### [Task details]
Show every line in the entries below where the word "used" appears.

### [Task material]

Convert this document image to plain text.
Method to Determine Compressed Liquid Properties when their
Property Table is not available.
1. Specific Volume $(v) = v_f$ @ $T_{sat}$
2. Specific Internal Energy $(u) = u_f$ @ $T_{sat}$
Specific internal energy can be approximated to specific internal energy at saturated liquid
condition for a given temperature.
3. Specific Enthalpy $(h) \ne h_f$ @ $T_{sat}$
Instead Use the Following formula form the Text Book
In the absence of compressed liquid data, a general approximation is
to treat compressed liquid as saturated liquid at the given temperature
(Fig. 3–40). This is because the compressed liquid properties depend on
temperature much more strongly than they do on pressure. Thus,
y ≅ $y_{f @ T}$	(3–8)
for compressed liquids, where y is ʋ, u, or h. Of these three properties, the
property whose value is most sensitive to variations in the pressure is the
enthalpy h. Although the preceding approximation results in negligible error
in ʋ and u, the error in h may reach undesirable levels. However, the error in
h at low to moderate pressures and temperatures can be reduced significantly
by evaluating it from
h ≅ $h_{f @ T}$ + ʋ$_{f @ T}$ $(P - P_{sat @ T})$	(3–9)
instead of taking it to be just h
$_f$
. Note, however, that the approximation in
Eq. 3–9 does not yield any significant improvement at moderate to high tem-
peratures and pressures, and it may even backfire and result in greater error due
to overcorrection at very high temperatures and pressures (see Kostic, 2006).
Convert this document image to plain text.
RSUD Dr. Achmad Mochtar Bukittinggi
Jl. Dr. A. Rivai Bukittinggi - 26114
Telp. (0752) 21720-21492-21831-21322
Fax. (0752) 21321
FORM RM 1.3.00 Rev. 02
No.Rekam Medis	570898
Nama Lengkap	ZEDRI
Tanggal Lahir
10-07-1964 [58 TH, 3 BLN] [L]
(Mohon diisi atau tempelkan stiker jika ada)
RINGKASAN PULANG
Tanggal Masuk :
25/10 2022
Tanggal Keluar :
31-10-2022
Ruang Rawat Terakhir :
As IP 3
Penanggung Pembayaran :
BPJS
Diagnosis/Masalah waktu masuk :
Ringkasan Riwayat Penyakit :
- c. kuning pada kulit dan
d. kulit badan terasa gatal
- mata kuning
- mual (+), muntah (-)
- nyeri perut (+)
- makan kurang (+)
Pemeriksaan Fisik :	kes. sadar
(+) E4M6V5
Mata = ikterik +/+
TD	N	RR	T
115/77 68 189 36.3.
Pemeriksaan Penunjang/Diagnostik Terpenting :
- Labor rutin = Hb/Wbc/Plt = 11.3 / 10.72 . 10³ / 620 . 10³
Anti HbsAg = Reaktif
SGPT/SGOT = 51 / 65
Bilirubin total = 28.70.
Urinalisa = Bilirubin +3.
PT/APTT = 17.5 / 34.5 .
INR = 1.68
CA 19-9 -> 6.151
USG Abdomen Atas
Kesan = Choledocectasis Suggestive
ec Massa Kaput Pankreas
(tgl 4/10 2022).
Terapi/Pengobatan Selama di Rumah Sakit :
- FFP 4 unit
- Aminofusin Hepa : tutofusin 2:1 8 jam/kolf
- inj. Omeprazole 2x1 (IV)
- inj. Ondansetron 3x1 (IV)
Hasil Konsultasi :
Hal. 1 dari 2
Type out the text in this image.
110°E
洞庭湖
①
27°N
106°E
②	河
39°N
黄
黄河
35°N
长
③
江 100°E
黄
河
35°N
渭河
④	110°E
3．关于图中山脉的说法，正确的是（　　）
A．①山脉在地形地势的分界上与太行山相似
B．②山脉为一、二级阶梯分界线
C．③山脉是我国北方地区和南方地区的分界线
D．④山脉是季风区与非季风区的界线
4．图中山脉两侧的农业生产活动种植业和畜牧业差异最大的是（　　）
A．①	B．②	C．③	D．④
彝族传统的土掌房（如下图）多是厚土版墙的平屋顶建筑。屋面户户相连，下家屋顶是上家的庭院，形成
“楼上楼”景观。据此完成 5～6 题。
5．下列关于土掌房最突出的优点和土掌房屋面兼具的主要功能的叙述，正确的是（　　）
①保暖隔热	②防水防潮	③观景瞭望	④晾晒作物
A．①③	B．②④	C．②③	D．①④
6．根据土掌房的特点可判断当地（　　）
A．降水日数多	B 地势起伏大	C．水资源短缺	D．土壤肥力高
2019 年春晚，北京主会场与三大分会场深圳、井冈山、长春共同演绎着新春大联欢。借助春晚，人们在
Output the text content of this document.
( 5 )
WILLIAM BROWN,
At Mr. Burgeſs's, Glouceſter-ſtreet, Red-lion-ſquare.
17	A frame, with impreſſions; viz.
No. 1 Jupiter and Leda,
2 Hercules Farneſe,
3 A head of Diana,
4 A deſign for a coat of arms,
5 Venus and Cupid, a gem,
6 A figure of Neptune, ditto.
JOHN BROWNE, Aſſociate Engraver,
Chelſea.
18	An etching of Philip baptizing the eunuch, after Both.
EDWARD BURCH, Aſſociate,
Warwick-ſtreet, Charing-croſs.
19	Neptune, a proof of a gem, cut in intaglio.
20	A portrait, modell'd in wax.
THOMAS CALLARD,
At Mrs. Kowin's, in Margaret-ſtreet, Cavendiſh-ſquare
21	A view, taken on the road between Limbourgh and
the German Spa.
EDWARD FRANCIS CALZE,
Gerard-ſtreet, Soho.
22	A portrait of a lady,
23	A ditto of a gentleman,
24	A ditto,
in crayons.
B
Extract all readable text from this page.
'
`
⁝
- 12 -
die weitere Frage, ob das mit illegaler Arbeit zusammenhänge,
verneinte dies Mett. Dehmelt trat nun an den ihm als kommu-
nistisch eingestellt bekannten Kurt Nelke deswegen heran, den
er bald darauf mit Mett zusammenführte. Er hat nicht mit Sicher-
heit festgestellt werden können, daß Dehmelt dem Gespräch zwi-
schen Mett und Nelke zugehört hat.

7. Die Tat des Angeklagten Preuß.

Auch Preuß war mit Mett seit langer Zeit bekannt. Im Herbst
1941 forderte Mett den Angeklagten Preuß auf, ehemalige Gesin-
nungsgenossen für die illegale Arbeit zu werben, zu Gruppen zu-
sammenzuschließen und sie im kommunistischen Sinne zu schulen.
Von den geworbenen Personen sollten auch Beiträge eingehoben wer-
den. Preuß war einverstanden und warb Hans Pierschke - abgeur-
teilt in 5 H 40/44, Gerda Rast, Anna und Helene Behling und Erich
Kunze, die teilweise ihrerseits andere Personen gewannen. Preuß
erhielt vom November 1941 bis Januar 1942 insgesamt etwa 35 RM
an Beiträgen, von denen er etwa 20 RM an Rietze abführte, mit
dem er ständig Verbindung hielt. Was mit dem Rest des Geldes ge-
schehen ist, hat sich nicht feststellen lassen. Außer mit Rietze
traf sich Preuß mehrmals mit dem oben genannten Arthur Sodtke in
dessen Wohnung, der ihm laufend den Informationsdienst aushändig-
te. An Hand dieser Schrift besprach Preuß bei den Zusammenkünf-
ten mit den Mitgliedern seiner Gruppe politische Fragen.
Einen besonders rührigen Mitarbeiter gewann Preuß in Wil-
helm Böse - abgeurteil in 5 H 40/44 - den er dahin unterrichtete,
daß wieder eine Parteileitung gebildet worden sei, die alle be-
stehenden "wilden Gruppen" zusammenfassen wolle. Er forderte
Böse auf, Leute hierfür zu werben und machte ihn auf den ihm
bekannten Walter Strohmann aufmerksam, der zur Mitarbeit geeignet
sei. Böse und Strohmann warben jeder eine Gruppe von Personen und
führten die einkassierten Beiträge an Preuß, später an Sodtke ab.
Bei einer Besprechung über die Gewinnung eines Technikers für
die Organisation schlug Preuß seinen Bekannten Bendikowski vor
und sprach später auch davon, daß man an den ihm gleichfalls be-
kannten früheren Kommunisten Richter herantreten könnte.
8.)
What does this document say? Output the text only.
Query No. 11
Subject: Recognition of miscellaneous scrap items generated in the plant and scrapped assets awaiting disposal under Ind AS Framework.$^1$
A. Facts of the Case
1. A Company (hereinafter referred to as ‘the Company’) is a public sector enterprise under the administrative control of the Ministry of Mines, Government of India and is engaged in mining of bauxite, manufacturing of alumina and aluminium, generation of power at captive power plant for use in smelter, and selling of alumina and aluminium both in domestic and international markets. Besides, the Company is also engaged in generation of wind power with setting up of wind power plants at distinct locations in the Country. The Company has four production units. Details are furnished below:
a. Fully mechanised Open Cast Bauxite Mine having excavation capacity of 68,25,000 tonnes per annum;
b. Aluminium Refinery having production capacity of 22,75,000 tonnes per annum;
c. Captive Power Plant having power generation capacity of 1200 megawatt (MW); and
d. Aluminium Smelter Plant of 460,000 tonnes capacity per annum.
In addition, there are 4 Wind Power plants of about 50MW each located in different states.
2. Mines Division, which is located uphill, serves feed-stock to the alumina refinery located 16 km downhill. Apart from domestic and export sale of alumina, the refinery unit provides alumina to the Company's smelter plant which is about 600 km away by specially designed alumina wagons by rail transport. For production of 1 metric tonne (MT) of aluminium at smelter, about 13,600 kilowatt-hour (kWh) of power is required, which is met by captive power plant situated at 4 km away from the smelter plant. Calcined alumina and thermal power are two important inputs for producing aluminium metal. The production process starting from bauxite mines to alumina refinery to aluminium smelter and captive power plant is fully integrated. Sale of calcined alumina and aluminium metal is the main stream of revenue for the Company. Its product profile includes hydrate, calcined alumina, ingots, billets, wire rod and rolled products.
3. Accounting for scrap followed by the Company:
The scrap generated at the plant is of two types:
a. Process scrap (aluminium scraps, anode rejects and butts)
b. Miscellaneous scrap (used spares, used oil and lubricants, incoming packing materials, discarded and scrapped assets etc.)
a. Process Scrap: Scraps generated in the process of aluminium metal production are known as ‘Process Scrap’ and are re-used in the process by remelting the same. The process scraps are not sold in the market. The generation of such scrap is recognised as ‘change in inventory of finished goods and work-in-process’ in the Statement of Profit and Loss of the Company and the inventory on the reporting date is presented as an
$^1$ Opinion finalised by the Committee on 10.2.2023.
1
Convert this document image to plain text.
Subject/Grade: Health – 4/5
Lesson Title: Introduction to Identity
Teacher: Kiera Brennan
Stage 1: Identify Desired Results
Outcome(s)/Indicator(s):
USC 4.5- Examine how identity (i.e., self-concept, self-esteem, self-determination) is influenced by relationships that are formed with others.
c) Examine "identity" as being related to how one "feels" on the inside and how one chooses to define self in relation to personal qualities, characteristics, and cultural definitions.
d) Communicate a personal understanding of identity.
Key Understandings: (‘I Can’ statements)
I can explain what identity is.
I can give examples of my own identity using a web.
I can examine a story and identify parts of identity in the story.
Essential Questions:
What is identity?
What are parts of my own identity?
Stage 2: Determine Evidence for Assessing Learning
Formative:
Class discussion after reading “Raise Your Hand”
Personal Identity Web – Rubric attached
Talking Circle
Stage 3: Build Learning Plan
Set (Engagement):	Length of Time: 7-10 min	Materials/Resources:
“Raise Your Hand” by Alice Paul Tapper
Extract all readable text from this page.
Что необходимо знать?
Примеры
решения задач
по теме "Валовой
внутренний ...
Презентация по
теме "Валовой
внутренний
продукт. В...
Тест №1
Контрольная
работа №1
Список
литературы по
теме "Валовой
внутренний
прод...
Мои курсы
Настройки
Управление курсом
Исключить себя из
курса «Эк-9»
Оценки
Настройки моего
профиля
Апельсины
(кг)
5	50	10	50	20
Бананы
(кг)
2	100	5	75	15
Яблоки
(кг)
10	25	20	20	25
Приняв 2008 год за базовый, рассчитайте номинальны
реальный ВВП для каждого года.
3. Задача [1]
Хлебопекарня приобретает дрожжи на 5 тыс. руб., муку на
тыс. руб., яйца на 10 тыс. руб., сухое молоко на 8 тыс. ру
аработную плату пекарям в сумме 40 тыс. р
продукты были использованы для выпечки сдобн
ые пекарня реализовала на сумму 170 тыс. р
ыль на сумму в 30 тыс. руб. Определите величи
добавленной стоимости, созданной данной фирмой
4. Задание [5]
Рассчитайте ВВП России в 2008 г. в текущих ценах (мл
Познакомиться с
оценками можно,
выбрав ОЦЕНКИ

### [Answer to this task]
b. Miscellaneous scrap (used spares, used oil and lubricants, incoming packing materials, discarded and scrapped assets etc.)
a. Process Scrap: Scraps generated in the process of aluminium metal production are known as ‘Process Scrap’ and are re-used in the process by remelting the same. The process scraps are not sold in the market. The generation of such scrap is recognised as ‘change in inventory of finished goods and work-in-process’ in the Statement of Profit and Loss of the Company and the inventory on the reporting date is presented as an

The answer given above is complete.